* [SHORT TASK]:
Repeat every line below exactly as it reads.
* Start RECORDS FOR THIS TASK *
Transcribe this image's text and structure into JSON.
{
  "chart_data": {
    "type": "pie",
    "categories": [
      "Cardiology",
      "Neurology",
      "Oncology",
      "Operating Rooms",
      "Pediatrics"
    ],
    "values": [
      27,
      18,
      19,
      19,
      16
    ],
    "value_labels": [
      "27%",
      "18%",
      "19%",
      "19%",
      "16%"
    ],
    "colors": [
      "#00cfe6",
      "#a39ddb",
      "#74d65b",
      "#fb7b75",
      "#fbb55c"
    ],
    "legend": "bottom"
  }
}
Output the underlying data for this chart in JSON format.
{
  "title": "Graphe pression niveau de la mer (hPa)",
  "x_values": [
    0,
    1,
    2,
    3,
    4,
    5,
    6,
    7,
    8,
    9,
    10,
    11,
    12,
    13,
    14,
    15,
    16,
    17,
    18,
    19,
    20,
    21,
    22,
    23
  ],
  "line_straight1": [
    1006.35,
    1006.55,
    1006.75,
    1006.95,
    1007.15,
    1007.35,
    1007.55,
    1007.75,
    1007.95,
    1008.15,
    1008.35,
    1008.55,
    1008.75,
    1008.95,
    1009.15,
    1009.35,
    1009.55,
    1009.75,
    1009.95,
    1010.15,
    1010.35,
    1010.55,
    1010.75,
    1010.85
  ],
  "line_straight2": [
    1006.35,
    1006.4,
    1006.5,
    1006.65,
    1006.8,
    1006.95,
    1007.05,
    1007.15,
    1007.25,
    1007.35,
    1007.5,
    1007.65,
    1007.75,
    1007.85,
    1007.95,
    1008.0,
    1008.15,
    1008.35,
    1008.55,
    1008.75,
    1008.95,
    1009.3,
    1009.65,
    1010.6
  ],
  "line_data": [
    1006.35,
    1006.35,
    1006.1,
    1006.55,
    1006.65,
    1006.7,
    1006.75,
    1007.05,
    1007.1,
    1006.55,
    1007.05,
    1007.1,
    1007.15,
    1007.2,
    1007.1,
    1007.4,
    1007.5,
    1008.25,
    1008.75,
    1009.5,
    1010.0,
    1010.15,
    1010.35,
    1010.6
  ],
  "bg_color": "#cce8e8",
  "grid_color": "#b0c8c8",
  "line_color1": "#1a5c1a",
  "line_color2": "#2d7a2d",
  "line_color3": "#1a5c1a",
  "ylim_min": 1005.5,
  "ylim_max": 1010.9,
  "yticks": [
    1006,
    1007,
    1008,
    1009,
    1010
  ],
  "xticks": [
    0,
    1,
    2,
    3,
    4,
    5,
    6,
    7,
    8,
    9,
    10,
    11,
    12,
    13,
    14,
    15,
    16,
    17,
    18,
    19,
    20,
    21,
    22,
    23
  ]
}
* End RECORDS FOR THIS TASK *
* [EXERCISE RESULT]:
Transcribe this image's text and structure into JSON.
{
  "chart_data": {
    "type": "pie",
    "categories": [
      "Cardiology",
      "Neurology",
      "Oncology",
      "Operating Rooms",
      "Pediatrics"
    ],
    "values": [
      27,
      18,
      19,
      19,
      16
    ],
    "value_labels": [
      "27%",
      "18%",
      "19%",
      "19%",
      "16%"
    ],
    "colors": [
      "#00cfe6",
      "#a39ddb",
      "#74d65b",
      "#fb7b75",
      "#fbb55c"
    ],
    "legend": "bottom"
  }
}
Output the underlying data for this chart in JSON format.
{
  "title": "Graphe pression niveau de la mer (hPa)",
  "x_values": [
    0,
    1,
    2,
    3,
    4,
    5,
    6,
    7,
    8,
    9,
    10,
    11,
    12,
    13,
    14,
    15,
    16,
    17,
    18,
    19,
    20,
    21,
    22,
    23
  ],
  "line_straight1": [
    1006.35,
    1006.55,
    1006.75,
    1006.95,
    1007.15,
    1007.35,
    1007.55,
    1007.75,
    1007.95,
    1008.15,
    1008.35,
    1008.55,
    1008.75,
    1008.95,
    1009.15,
    1009.35,
    1009.55,
    1009.75,
    1009.95,
    1010.15,
    1010.35,
    1010.55,
    1010.75,
    1010.85
  ],
  "line_straight2": [
    1006.35,
    1006.4,
    1006.5,
    1006.65,
    1006.8,
    1006.95,
    1007.05,
    1007.15,
    1007.25,
    1007.35,
    1007.5,
    1007.65,
    1007.75,
    1007.85,
    1007.95,
    1008.0,
    1008.15,
    1008.35,
    1008.55,
    1008.75,
    1008.95,
    1009.3,
    1009.65,
    1010.6
  ],
  "line_data": [
    1006.35,
    1006.35,
    1006.1,
    1006.55,
    1006.65,
    1006.7,
    1006.75,
    1007.05,
    1007.1,
    1006.55,
    1007.05,
    1007.1,
    1007.15,
    1007.2,
    1007.1,
    1007.4,
    1007.5,
    1008.25,
    1008.75,
    1009.5,
    1010.0,
    1010.15,
    1010.35,
    1010.6
  ],
  "bg_color": "#cce8e8",
  "grid_color": "#b0c8c8",
  "line_color1": "#1a5c1a",
  "line_color2": "#2d7a2d",
  "line_color3": "#1a5c1a",
  "ylim_min": 1005.5,
  "ylim_max": 1010.9,
  "yticks": [
    1006,
    1007,
    1008,
    1009,
    1010
  ],
  "xticks": [
    0,
    1,
    2,
    3,
    4,
    5,
    6,
    7,
    8,
    9,
    10,
    11,
    12,
    13,
    14,
    15,
    16,
    17,
    18,
    19,
    20,
    21,
    22,
    23
  ]
}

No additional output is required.